__Directive__. Going through the material below, please gather all lines with the word "khoản" in them.

─── Provided data ───

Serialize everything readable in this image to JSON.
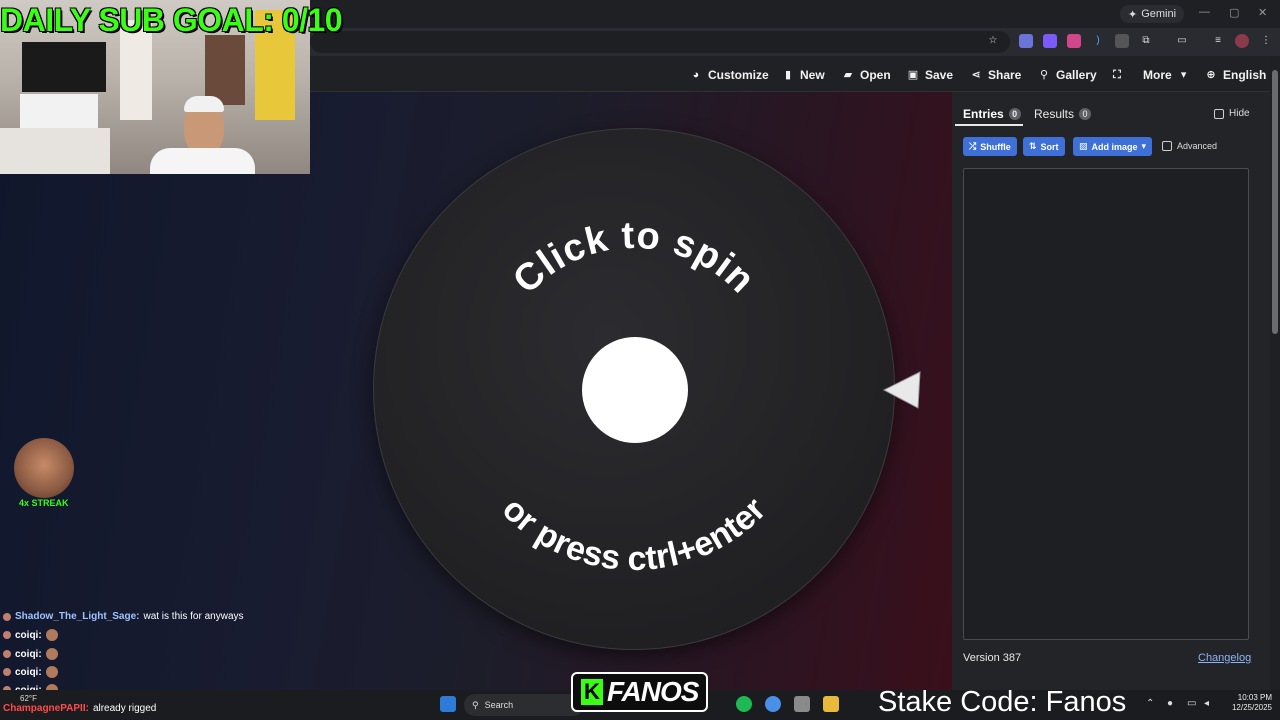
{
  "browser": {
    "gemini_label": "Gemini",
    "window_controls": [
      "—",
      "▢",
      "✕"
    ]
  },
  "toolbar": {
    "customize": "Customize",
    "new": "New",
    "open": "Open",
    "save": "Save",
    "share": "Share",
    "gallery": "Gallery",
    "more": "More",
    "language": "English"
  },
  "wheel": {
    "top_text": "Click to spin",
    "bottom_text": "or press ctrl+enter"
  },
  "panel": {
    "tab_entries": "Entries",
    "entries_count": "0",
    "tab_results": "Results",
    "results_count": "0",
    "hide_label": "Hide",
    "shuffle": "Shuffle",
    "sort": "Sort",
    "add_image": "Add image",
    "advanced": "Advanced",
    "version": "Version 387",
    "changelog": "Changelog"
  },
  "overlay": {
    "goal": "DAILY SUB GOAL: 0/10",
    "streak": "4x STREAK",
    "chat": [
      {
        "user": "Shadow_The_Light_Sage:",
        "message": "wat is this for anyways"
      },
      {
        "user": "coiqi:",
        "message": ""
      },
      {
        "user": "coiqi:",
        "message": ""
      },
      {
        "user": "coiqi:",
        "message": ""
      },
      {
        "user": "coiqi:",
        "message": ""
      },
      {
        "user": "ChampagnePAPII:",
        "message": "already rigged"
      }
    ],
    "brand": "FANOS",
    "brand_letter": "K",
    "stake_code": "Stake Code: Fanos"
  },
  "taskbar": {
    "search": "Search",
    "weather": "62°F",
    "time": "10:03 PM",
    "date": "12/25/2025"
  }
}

───
─── Provided data ───

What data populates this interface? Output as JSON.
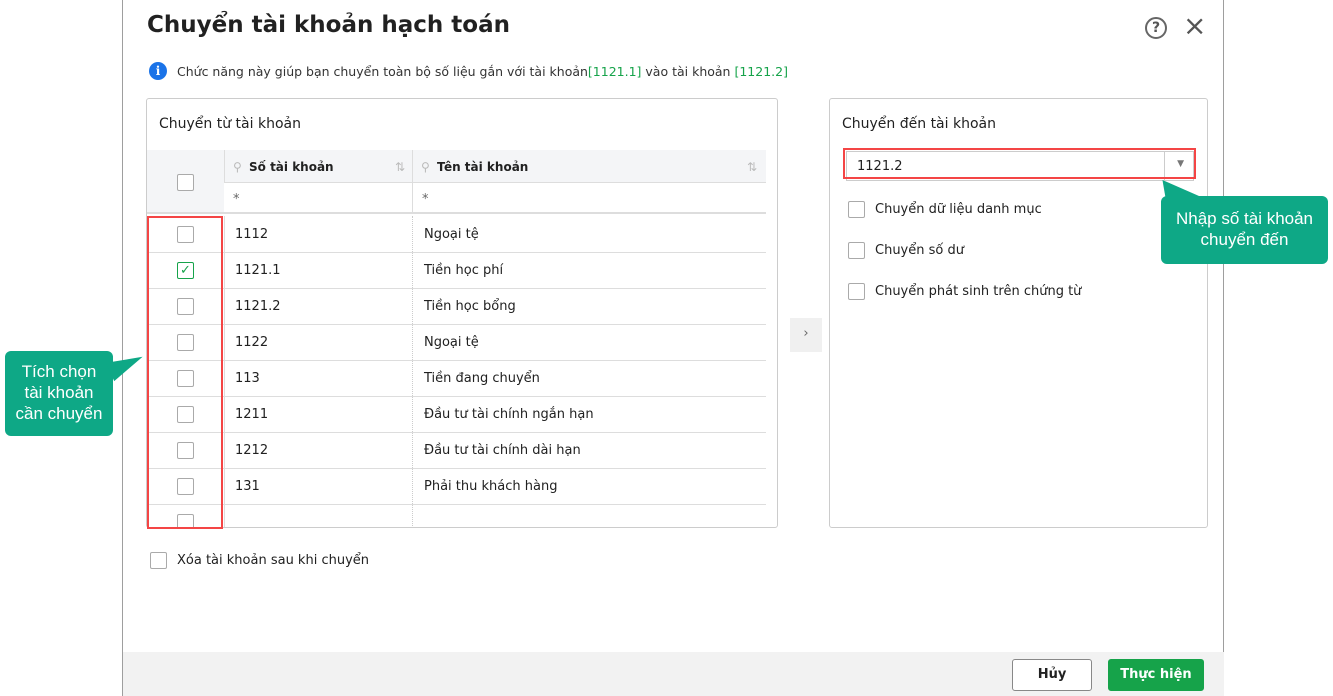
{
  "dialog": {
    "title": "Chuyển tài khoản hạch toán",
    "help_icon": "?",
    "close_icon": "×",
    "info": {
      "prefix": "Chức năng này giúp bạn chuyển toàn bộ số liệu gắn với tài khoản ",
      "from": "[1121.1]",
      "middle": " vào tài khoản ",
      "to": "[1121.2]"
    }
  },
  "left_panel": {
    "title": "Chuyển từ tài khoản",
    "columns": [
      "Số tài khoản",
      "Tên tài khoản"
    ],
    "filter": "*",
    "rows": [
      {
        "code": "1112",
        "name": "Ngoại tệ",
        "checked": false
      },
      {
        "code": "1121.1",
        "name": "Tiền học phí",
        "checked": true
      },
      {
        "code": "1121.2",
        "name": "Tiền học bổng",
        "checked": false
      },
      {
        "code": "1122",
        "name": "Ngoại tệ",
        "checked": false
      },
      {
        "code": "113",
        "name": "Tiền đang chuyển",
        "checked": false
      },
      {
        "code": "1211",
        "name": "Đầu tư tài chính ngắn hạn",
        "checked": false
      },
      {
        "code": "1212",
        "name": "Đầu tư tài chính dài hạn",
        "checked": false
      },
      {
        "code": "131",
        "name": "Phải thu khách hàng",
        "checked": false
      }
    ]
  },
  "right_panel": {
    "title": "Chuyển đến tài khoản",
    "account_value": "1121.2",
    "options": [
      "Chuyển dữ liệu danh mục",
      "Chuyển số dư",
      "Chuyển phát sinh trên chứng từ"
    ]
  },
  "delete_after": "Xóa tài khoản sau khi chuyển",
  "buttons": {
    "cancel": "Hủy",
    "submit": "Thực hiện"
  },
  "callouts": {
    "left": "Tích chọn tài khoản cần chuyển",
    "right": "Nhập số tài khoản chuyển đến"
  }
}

───

__The output__.
    "title": "Chuyển tài khoản hạch toán",
      "prefix": "Chức năng này giúp bạn chuyển toàn bộ số liệu gắn với tài khoản ",
      "middle": " vào tài khoản ",
    "title": "Chuyển từ tài khoản",
      "Số tài khoản",
      "Tên tài khoản"
    "title": "Chuyển đến tài khoản",
  "delete_after": "Xóa tài khoản sau khi chuyển",
    "left": "Tích chọn tài khoản cần chuyển",
    "right": "Nhập số tài khoản chuyển đến"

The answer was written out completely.